Copy out every record precisely.
begin
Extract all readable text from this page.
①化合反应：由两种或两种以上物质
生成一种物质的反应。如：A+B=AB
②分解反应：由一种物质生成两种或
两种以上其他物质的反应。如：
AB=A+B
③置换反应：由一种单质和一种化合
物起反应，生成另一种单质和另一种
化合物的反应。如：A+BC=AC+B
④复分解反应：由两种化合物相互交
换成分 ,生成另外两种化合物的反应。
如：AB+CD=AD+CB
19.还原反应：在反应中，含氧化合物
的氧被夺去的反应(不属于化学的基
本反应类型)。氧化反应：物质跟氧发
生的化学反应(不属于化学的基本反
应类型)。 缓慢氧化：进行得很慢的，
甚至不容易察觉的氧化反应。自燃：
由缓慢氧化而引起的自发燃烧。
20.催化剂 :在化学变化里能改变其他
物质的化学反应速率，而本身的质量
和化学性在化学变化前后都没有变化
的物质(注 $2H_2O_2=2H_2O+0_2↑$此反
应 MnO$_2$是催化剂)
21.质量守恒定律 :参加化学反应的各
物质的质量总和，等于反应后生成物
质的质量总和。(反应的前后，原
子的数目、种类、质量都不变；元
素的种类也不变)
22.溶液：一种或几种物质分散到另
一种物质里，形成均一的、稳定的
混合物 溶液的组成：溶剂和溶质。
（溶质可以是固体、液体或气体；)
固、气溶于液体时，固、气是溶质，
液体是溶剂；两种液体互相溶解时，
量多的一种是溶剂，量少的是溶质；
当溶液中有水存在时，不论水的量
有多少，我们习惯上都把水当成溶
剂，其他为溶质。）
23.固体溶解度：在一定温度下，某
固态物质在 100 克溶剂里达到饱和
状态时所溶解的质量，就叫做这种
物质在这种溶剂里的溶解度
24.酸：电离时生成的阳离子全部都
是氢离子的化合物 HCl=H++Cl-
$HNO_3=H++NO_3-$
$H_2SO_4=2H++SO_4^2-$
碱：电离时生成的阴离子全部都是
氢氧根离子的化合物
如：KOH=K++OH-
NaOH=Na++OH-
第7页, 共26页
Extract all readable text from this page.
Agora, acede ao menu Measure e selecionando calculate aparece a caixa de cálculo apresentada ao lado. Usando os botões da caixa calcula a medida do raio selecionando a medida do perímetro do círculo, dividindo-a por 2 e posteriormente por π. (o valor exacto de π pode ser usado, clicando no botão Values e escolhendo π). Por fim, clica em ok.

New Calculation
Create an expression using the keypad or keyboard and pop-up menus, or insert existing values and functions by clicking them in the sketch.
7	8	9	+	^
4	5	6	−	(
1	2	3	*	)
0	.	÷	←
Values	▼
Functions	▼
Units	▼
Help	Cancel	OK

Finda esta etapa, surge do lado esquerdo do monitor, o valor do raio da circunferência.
end
REPLY ▸
Extract all readable text from this page.
①化合反应：由两种或两种以上物质
生成一种物质的反应。如：A+B=AB
②分解反应：由一种物质生成两种或
两种以上其他物质的反应。如：
AB=A+B
③置换反应：由一种单质和一种化合
物起反应，生成另一种单质和另一种
化合物的反应。如：A+BC=AC+B
④复分解反应：由两种化合物相互交
换成分 ,生成另外两种化合物的反应。
如：AB+CD=AD+CB
19.还原反应：在反应中，含氧化合物
的氧被夺去的反应(不属于化学的基
本反应类型)。氧化反应：物质跟氧发
生的化学反应(不属于化学的基本反
应类型)。 缓慢氧化：进行得很慢的，
甚至不容易察觉的氧化反应。自燃：
由缓慢氧化而引起的自发燃烧。
20.催化剂 :在化学变化里能改变其他
物质的化学反应速率，而本身的质量
和化学性在化学变化前后都没有变化
的物质(注 $2H_2O_2=2H_2O+0_2↑$此反
应 MnO$_2$是催化剂)
21.质量守恒定律 :参加化学反应的各
物质的质量总和，等于反应后生成物
质的质量总和。(反应的前后，原
子的数目、种类、质量都不变；元
素的种类也不变)
22.溶液：一种或几种物质分散到另
一种物质里，形成均一的、稳定的
混合物 溶液的组成：溶剂和溶质。
（溶质可以是固体、液体或气体；)
固、气溶于液体时，固、气是溶质，
液体是溶剂；两种液体互相溶解时，
量多的一种是溶剂，量少的是溶质；
当溶液中有水存在时，不论水的量
有多少，我们习惯上都把水当成溶
剂，其他为溶质。）
23.固体溶解度：在一定温度下，某
固态物质在 100 克溶剂里达到饱和
状态时所溶解的质量，就叫做这种
物质在这种溶剂里的溶解度
24.酸：电离时生成的阳离子全部都
是氢离子的化合物 HCl=H++Cl-
$HNO_3=H++NO_3-$
$H_2SO_4=2H++SO_4^2-$
碱：电离时生成的阴离子全部都是
氢氧根离子的化合物
如：KOH=K++OH-
NaOH=Na++OH-
第7页, 共26页
Extract all readable text from this page.
Agora, acede ao menu Measure e selecionando calculate aparece a caixa de cálculo apresentada ao lado. Usando os botões da caixa calcula a medida do raio selecionando a medida do perímetro do círculo, dividindo-a por 2 e posteriormente por π. (o valor exacto de π pode ser usado, clicando no botão Values e escolhendo π). Por fim, clica em ok.

New Calculation
Create an expression using the keypad or keyboard and pop-up menus, or insert existing values and functions by clicking them in the sketch.
7	8	9	+	^
4	5	6	−	(
1	2	3	*	)
0	.	÷	←
Values	▼
Functions	▼
Units	▼
Help	Cancel	OK

Finda esta etapa, surge do lado esquerdo do monitor, o valor do raio da circunferência.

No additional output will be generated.